*Description of the task:*
Establish how many lines in the material include the string "Debt" and report it as a lone number.

(Dataset excerpt)
++++++
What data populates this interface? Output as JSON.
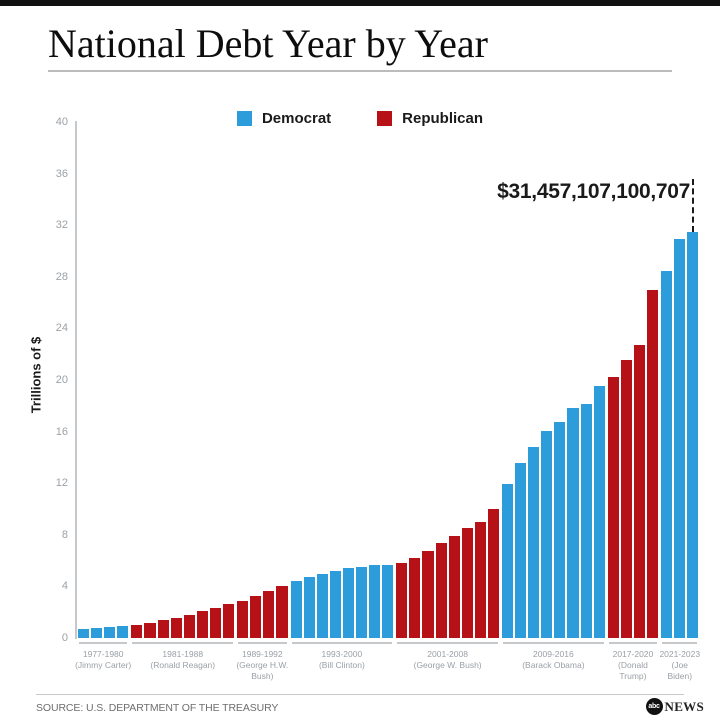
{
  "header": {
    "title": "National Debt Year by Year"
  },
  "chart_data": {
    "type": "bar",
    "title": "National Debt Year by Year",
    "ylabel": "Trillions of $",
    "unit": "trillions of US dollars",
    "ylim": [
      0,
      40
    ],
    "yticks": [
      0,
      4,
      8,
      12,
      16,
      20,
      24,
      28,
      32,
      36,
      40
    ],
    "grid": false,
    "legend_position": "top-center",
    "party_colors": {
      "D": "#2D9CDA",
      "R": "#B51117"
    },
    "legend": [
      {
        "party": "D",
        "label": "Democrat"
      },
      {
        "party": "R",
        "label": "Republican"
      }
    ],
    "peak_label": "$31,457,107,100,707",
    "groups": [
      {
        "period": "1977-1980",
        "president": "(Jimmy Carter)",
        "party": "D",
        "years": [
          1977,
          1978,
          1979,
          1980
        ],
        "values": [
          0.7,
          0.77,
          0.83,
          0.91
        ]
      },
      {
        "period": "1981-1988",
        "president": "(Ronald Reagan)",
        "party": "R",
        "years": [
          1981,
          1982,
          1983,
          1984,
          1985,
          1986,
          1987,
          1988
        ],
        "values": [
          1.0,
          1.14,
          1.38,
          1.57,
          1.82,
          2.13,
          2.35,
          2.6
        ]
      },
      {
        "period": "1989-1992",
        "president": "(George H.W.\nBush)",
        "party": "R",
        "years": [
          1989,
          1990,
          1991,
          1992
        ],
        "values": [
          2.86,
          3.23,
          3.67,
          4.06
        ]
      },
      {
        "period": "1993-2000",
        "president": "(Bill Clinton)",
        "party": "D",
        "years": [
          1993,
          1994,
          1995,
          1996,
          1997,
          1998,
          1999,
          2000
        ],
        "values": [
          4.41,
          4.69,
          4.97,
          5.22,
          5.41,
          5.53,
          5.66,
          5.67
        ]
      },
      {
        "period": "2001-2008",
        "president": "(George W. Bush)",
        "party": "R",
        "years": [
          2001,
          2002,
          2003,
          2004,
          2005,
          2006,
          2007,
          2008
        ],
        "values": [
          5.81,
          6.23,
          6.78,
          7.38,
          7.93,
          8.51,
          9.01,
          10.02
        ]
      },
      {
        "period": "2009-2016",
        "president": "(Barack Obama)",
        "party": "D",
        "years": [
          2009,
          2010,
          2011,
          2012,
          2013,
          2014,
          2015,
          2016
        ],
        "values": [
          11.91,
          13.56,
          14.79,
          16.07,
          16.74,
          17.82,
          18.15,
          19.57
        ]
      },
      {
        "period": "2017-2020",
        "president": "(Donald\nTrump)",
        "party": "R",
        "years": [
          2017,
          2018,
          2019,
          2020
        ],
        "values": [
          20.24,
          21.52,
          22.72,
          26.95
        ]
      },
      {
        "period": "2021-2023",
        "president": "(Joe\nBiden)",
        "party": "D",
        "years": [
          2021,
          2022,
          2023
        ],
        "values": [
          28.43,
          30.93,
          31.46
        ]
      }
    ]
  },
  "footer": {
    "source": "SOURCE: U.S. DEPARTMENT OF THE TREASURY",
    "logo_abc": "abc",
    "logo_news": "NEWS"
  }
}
++++++
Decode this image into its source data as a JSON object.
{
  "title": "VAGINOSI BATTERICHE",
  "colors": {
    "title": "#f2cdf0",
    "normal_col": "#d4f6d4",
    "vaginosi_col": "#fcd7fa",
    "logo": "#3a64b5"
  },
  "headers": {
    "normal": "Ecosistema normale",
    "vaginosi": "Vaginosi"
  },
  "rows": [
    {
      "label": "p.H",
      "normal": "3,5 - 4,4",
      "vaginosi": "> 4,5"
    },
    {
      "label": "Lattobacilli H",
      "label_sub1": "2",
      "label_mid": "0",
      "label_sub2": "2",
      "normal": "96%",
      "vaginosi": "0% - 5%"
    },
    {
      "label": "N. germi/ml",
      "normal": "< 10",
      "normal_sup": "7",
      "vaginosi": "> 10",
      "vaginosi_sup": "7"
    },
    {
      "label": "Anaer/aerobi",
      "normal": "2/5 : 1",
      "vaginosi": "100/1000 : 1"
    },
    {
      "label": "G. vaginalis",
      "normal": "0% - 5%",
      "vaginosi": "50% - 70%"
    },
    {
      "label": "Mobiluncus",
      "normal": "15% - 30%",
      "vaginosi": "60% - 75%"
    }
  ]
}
++++++
*Task solution:*
2